BEGIN Given information

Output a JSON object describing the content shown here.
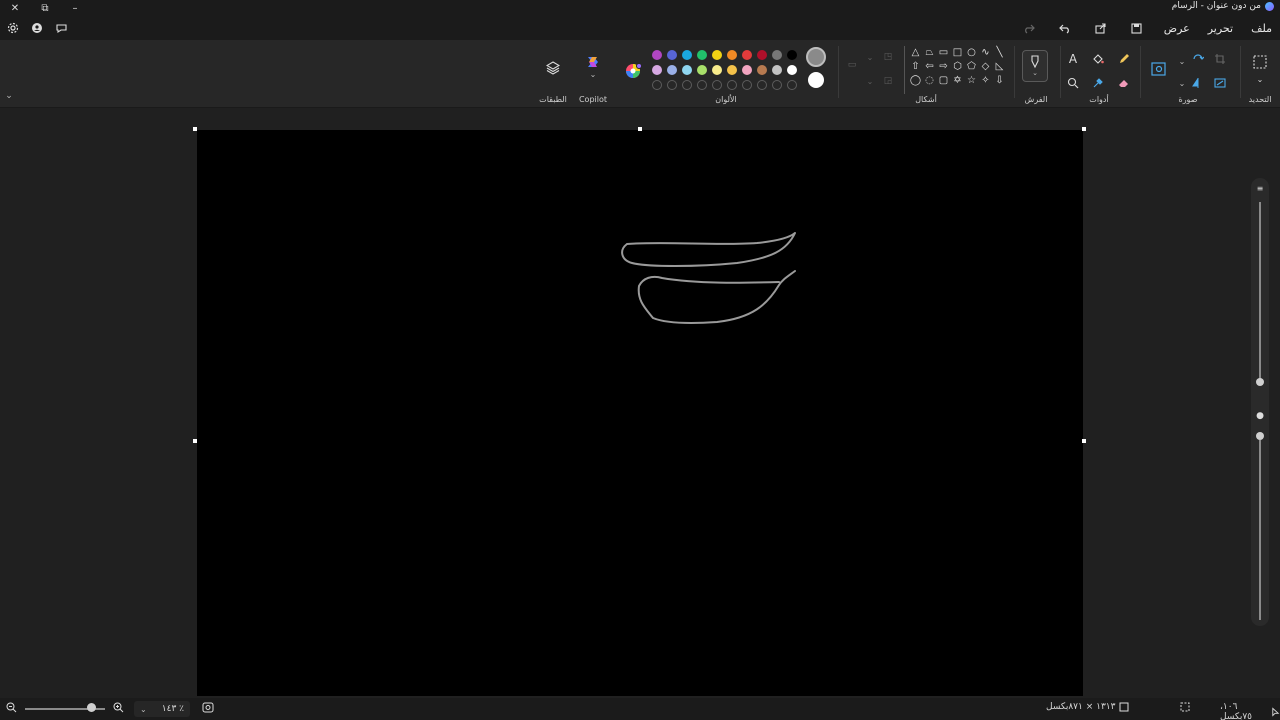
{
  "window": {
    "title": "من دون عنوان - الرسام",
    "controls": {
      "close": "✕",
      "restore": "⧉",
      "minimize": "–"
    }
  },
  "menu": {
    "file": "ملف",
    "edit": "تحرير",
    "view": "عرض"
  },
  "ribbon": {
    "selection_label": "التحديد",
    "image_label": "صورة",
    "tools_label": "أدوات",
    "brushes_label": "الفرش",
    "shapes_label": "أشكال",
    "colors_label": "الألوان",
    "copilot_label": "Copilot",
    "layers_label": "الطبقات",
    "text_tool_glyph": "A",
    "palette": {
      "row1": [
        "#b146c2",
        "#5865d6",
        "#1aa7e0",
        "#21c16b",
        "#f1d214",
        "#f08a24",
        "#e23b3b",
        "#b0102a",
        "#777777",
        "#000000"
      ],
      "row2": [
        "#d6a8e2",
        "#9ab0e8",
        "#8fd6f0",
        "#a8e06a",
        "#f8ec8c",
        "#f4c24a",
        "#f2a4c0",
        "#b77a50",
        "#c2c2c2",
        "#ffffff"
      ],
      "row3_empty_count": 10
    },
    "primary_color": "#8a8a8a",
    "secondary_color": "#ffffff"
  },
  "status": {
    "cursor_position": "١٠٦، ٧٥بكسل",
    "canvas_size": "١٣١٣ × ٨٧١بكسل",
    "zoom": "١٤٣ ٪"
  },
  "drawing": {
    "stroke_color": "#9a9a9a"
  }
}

END Given information

What you will do: Copy the entries exactly. Leave out the images.

Answer below:
Output a JSON object describing the content shown here.
{
  "window": {
    "title": "من دون عنوان - الرسام",
    "controls": {
      "close": "✕",
      "restore": "⧉",
      "minimize": "–"
    }
  },
  "menu": {
    "file": "ملف",
    "edit": "تحرير",
    "view": "عرض"
  },
  "ribbon": {
    "selection_label": "التحديد",
    "image_label": "صورة",
    "tools_label": "أدوات",
    "brushes_label": "الفرش",
    "shapes_label": "أشكال",
    "colors_label": "الألوان",
    "copilot_label": "Copilot",
    "layers_label": "الطبقات",
    "text_tool_glyph": "A",
    "palette": {
      "row1": [
        "#b146c2",
        "#5865d6",
        "#1aa7e0",
        "#21c16b",
        "#f1d214",
        "#f08a24",
        "#e23b3b",
        "#b0102a",
        "#777777",
        "#000000"
      ],
      "row2": [
        "#d6a8e2",
        "#9ab0e8",
        "#8fd6f0",
        "#a8e06a",
        "#f8ec8c",
        "#f4c24a",
        "#f2a4c0",
        "#b77a50",
        "#c2c2c2",
        "#ffffff"
      ],
      "row3_empty_count": 10
    },
    "primary_color": "#8a8a8a",
    "secondary_color": "#ffffff"
  },
  "status": {
    "cursor_position": "١٠٦، ٧٥بكسل",
    "canvas_size": "١٣١٣ × ٨٧١بكسل",
    "zoom": "١٤٣ ٪"
  },
  "drawing": {
    "stroke_color": "#9a9a9a"
  }
}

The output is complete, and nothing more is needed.